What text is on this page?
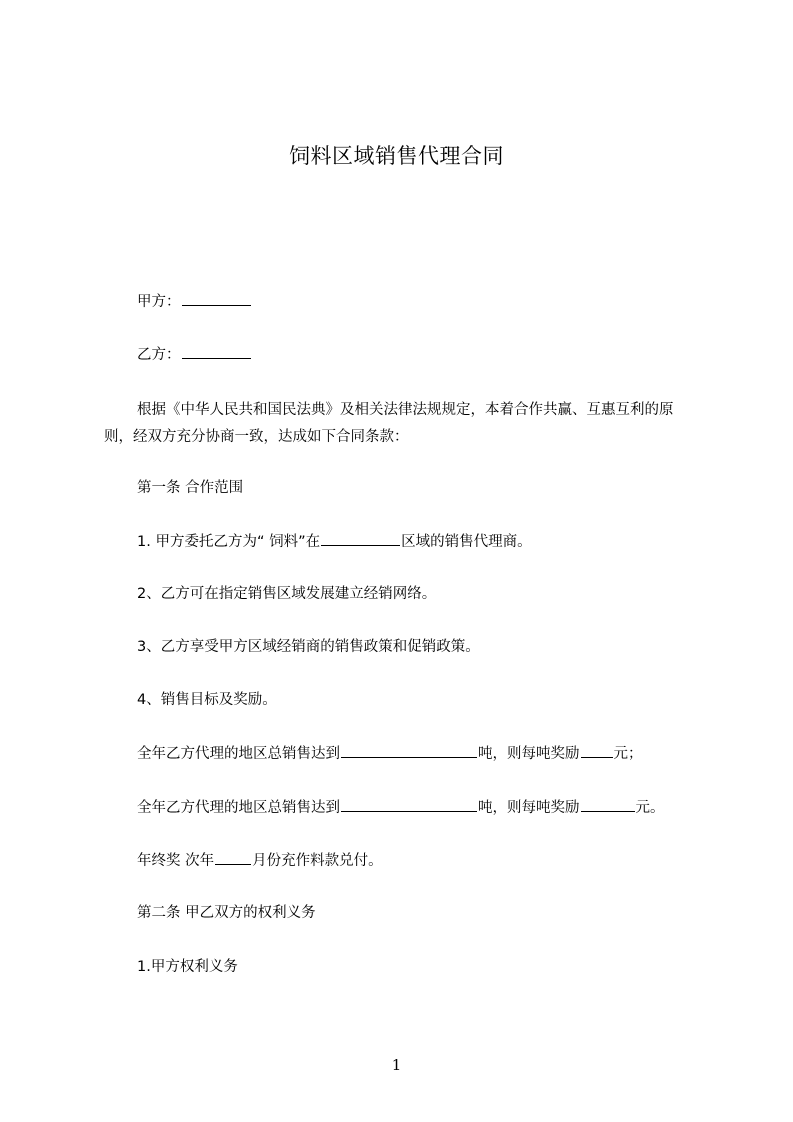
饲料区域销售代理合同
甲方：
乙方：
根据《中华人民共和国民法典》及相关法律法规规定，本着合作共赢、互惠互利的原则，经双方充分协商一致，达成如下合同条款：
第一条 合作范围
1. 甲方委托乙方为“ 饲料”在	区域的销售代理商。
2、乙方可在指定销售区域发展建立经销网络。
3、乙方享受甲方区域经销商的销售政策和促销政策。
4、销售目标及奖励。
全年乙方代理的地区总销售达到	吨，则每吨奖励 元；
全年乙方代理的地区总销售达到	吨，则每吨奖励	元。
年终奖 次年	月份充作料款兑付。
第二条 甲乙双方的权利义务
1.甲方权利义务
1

:::

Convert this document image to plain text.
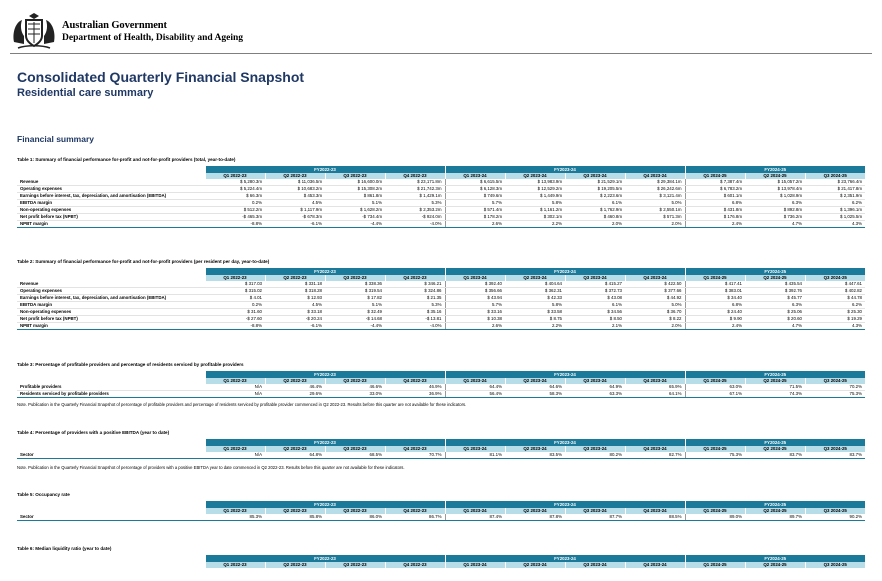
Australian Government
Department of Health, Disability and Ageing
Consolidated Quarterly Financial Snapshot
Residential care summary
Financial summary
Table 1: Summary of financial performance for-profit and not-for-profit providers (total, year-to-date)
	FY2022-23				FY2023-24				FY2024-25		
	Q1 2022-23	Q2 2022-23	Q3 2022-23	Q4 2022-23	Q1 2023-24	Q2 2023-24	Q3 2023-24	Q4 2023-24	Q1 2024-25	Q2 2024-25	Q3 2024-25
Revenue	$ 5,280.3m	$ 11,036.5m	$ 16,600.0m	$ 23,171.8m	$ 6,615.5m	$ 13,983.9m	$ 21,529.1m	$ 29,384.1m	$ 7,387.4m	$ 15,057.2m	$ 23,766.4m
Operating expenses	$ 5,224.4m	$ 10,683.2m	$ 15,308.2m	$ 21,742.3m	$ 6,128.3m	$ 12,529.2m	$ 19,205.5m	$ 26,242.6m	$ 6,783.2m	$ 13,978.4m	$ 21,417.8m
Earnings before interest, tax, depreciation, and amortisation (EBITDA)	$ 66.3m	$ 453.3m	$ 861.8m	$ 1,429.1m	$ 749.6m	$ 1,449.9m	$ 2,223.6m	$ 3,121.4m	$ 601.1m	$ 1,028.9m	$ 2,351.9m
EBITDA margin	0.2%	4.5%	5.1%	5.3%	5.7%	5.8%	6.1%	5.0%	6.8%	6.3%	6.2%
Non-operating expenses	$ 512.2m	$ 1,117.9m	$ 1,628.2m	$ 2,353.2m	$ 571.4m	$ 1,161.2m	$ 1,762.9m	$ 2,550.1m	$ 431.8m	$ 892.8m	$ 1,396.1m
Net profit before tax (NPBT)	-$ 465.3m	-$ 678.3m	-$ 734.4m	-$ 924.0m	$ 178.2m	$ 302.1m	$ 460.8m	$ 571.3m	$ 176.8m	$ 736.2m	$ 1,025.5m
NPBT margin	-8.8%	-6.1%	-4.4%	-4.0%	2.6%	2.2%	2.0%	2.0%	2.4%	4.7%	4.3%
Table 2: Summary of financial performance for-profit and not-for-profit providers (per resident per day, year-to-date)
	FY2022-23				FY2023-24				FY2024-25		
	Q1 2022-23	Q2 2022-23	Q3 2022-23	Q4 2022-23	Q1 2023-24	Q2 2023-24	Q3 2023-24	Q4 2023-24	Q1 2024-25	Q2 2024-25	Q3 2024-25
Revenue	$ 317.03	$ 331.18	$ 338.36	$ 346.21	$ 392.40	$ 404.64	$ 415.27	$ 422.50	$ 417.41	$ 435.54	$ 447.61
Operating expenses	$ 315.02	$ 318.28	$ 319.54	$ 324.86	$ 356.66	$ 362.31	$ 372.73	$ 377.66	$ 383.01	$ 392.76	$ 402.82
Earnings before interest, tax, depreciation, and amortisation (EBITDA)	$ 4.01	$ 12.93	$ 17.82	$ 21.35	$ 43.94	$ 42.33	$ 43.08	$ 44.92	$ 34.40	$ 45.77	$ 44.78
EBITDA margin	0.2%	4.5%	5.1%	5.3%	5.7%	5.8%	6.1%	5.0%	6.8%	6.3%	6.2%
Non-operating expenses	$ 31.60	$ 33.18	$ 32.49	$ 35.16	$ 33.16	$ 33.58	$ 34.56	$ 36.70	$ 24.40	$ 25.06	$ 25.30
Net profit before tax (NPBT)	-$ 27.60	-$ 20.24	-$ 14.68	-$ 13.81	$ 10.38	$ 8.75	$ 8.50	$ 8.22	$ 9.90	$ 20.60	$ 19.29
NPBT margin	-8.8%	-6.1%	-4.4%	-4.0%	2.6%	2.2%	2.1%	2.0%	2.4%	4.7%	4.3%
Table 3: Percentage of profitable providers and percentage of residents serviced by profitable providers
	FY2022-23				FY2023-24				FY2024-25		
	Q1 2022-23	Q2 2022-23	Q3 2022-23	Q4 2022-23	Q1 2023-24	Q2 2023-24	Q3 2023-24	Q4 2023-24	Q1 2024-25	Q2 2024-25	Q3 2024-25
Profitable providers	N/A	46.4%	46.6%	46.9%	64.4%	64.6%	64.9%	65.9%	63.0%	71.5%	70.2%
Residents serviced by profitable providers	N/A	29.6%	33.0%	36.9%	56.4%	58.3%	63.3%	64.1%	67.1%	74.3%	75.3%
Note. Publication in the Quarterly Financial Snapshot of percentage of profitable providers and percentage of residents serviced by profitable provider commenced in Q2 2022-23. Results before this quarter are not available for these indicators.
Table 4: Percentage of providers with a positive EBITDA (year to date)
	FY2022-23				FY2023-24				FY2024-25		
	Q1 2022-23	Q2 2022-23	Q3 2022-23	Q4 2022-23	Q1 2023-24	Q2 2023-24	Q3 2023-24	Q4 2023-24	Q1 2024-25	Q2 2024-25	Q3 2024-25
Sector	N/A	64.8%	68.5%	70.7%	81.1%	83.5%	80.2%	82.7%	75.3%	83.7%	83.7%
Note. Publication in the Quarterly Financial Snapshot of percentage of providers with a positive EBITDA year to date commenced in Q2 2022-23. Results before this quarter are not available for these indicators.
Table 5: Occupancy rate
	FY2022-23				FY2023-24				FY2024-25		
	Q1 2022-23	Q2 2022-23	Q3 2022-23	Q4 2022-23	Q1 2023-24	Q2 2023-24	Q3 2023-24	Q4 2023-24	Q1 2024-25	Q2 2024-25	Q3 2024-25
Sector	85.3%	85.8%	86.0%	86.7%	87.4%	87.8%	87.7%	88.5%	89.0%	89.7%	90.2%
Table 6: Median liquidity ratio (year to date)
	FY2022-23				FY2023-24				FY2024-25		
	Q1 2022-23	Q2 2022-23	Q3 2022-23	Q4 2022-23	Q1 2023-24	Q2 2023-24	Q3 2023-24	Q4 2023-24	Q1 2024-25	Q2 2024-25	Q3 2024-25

:::

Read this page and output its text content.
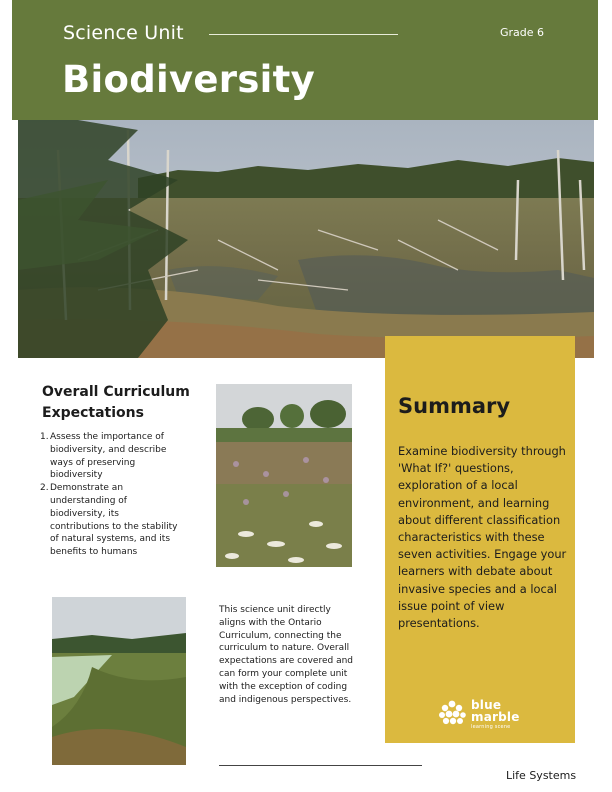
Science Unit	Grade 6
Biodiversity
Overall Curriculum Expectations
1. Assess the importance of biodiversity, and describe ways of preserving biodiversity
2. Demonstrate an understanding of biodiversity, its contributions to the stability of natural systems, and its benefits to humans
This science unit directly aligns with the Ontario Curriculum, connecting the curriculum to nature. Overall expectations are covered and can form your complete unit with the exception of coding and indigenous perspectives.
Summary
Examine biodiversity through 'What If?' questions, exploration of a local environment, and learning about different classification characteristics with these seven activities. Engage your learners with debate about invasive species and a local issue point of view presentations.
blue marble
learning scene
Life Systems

:::

Requirement: List every line from the entries above in which "with" appears.

Exercise response:
Table 4: Percentage of providers with a positive EBITDA (year to date)
Note. Publication in the Quarterly Financial Snapshot of percentage of providers with a positive EBITDA year to date commenced in Q2 2022-23. Results before this quarter are not available for these indicators.
This science unit directly aligns with the Ontario Curriculum, connecting the curriculum to nature. Overall expectations are covered and can form your complete unit with the exception of coding and indigenous perspectives.
Examine biodiversity through 'What If?' questions, exploration of a local environment, and learning about different classification characteristics with these seven activities. Engage your learners with debate about invasive species and a local issue point of view presentations.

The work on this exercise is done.